* WHAT THIS TASK INVOLVES
Extract all lines that hold the string "JSON".
--- BEGIN ---
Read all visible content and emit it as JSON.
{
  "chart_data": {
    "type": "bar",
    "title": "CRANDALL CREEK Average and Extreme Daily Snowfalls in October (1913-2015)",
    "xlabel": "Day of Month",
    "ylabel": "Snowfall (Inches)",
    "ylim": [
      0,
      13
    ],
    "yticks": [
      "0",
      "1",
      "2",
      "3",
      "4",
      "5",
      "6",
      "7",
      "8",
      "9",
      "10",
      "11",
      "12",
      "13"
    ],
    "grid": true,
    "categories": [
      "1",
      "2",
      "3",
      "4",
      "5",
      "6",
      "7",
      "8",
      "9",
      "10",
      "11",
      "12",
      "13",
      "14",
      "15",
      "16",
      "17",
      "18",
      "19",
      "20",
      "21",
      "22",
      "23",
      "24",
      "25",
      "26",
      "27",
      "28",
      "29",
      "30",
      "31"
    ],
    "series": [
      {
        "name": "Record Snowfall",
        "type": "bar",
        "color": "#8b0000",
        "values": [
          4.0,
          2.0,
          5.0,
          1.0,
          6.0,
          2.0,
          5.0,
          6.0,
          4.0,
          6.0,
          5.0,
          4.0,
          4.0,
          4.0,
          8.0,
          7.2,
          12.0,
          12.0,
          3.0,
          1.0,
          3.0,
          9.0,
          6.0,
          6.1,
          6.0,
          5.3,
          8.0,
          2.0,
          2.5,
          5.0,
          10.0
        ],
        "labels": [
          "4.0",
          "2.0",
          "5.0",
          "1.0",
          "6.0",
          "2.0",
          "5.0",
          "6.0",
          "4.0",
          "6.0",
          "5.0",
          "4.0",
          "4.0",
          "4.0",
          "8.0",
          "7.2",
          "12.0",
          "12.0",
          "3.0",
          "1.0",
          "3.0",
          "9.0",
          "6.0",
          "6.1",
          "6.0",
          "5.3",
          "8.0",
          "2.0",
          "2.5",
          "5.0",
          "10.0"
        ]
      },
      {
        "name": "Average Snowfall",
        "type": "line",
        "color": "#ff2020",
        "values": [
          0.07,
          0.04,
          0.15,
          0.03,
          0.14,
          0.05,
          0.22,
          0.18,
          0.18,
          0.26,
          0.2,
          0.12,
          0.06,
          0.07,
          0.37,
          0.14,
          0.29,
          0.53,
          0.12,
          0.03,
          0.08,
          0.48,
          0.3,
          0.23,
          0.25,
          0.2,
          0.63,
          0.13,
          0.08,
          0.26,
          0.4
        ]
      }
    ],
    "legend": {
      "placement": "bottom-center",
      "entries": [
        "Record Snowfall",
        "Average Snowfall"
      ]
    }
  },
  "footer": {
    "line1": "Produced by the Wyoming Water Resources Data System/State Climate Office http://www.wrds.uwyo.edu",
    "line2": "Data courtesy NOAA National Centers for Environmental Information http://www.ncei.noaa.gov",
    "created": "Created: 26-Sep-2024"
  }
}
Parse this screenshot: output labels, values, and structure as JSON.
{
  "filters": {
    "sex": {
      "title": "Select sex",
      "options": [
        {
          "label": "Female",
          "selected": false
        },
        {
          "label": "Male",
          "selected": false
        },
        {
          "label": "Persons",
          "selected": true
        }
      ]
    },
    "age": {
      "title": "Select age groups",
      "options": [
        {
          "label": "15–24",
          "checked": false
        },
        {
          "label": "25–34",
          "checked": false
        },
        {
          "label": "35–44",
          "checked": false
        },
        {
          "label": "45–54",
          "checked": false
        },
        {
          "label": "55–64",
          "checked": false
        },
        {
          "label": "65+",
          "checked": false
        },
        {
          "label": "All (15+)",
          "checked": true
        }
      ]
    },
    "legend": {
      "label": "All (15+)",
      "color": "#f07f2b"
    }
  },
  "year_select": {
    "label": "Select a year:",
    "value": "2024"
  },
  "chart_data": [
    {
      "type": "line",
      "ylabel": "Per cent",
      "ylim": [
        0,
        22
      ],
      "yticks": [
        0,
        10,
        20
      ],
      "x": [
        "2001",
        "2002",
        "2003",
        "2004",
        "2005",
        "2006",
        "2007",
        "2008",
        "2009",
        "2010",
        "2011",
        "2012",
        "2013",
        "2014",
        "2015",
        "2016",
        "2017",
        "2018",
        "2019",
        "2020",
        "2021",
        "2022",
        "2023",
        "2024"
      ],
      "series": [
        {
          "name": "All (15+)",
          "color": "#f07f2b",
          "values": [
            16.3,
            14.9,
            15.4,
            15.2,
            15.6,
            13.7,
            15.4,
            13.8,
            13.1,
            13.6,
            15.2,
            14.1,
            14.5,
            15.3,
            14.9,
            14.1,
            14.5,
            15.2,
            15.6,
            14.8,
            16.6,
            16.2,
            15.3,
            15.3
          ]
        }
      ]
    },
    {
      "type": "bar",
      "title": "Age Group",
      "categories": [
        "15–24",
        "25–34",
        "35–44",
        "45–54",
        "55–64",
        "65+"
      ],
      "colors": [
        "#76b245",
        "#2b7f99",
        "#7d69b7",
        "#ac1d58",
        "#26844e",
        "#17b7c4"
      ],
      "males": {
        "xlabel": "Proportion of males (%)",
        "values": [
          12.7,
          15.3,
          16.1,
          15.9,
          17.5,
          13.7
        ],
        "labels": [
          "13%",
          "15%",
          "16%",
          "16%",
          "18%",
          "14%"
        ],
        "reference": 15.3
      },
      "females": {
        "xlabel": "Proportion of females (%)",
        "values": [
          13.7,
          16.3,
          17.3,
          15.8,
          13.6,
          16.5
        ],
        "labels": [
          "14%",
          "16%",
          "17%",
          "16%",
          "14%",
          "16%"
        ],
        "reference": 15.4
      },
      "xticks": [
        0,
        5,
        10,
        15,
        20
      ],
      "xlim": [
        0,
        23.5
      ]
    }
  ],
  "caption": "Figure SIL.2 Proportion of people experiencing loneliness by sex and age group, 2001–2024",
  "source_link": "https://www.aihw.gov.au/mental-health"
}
--- END ---
* EXERCISE RESPONSE
Read all visible content and emit it as JSON.
Parse this screenshot: output labels, values, and structure as JSON.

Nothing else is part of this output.